* _SET EXERCISE_: Say how many lines of these entries include the word "their", and answer with the number alone.

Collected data

------------------------------------

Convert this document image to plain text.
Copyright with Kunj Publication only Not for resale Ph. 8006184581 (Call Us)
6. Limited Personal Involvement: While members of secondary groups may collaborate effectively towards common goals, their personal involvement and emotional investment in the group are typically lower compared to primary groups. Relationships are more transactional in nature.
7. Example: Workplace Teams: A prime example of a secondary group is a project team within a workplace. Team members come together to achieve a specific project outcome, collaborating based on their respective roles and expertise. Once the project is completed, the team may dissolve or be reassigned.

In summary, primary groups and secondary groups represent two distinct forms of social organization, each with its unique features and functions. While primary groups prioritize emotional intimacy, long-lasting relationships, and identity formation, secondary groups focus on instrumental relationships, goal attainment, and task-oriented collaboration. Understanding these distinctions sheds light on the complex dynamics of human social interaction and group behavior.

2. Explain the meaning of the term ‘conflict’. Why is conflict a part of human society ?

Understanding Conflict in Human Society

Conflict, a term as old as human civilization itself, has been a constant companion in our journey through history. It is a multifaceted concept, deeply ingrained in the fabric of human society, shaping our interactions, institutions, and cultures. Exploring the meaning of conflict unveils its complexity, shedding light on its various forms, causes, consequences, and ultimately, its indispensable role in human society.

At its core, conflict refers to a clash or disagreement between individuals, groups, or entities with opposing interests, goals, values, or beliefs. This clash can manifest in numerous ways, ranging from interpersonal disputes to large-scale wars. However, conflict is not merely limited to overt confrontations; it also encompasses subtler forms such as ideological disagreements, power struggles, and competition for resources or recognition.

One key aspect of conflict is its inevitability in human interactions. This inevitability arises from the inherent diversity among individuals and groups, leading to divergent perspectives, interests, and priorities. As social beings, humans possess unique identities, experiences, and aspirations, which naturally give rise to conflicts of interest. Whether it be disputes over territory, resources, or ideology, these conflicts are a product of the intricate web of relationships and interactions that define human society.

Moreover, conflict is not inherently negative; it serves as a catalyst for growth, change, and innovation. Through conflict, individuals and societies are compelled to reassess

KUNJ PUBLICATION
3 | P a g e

------------------------------------

* _PROBLEM SOLUTION_: 2